─── SUPPLIED DATA

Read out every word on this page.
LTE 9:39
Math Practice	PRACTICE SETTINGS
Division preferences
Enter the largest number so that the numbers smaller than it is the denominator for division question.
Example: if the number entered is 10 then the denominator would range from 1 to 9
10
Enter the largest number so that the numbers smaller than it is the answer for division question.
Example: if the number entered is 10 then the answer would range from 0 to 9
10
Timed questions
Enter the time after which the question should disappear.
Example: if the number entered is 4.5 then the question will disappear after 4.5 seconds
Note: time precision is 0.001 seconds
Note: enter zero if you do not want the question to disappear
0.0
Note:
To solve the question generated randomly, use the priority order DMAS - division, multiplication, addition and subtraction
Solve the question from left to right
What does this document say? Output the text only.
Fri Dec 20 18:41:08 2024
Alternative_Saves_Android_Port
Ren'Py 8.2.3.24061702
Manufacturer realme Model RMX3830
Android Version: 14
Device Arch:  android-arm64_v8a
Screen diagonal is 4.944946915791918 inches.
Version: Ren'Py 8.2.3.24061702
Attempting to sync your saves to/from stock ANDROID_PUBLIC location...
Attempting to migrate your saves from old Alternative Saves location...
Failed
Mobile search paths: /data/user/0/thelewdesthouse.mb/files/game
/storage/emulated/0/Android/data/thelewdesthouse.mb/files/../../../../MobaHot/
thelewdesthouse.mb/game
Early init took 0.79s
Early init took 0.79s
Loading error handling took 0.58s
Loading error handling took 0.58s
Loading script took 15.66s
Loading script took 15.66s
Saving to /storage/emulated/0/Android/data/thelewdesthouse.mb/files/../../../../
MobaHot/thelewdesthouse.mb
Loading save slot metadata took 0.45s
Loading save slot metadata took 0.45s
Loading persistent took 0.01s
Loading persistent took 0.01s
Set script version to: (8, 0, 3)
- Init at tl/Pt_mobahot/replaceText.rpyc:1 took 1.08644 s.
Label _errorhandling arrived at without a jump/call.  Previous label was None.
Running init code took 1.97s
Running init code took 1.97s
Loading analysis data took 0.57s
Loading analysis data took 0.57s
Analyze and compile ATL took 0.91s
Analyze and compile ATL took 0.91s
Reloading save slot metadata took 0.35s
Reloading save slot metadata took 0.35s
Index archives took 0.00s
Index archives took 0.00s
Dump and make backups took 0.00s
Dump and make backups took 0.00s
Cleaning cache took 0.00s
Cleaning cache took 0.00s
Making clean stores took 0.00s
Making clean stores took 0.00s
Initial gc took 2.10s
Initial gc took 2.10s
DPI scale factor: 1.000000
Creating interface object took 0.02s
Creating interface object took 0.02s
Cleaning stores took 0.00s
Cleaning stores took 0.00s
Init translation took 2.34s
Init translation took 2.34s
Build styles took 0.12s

──────

THE EXERCISE: Using the listing above, locate the lines that hold "storage" and copy each one.

WRITTEN SOLUTION:
/storage/emulated/0/Android/data/thelewdesthouse.mb/files/../../../../MobaHot/
Saving to /storage/emulated/0/Android/data/thelewdesthouse.mb/files/../../../../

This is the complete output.